>> start

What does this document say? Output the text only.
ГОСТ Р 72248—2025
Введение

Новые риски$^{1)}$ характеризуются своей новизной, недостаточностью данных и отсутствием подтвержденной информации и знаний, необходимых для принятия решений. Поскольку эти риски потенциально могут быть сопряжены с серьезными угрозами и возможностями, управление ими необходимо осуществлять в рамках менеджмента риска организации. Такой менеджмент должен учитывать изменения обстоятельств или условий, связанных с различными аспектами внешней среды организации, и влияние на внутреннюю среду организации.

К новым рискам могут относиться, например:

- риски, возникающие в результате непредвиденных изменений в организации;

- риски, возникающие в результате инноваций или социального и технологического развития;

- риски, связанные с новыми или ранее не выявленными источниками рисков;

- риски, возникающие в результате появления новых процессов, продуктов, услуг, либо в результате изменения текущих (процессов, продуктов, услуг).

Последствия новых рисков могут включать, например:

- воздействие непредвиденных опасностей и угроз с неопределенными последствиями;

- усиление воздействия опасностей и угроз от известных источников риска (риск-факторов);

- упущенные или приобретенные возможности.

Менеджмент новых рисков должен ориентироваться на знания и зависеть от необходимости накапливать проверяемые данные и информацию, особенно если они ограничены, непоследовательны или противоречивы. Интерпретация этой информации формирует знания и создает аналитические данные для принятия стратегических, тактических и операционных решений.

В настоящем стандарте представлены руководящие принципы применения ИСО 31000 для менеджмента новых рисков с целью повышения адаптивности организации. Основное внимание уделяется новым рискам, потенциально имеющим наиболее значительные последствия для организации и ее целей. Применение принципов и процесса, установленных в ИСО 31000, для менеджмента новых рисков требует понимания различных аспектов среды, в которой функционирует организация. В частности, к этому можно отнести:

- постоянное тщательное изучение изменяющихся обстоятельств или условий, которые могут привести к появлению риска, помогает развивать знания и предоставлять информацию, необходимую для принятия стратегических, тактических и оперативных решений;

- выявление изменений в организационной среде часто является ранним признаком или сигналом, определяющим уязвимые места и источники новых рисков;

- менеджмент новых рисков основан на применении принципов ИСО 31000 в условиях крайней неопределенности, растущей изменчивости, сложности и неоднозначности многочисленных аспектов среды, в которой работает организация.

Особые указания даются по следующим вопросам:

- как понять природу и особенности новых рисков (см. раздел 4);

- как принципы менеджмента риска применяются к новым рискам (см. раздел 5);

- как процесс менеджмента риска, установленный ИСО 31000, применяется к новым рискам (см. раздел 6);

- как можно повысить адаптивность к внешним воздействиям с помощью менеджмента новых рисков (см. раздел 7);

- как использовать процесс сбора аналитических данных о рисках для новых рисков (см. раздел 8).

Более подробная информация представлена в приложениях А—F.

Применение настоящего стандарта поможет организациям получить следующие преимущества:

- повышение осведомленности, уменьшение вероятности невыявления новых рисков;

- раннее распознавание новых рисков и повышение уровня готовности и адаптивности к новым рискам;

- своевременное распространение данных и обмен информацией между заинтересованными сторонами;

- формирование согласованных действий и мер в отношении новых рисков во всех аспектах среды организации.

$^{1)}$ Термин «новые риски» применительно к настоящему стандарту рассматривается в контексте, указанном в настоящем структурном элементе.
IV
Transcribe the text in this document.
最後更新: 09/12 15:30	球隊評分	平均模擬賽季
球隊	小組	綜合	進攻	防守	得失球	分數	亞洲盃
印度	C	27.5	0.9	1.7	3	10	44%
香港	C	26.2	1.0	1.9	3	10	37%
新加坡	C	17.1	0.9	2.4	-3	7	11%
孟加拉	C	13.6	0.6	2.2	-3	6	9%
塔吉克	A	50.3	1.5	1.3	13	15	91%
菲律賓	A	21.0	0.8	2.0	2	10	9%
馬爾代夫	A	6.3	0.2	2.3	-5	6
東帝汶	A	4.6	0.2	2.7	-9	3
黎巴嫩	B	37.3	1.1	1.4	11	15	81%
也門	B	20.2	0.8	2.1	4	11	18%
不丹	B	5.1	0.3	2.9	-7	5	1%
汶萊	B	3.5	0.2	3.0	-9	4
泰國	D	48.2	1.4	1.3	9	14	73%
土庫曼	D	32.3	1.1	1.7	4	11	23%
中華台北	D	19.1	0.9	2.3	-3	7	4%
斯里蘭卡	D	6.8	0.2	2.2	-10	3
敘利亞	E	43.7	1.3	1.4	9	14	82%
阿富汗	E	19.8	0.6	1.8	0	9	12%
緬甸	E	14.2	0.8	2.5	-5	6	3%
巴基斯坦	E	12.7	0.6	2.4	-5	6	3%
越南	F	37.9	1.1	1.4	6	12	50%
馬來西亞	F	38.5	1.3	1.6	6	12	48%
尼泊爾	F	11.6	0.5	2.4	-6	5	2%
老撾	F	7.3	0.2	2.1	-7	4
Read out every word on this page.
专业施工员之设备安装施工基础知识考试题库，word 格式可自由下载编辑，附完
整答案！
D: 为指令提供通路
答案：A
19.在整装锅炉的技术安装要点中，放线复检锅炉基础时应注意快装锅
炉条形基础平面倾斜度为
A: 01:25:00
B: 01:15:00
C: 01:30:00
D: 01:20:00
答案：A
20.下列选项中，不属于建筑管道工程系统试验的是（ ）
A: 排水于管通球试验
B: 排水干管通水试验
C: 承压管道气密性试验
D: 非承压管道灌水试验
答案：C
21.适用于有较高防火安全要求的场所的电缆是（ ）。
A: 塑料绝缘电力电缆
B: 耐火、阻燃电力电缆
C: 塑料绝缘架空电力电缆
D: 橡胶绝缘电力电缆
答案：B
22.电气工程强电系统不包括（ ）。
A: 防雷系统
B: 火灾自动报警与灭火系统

>> end

▸ **EXERCISE BRIEF**
Whenever "word" turns up in a line, pick that line out.

▸ **SOLUTION TO THIS TASK**
Read out every word on this page.
专业施工员之设备安装施工基础知识考试题库，word 格式可自由下载编辑，附完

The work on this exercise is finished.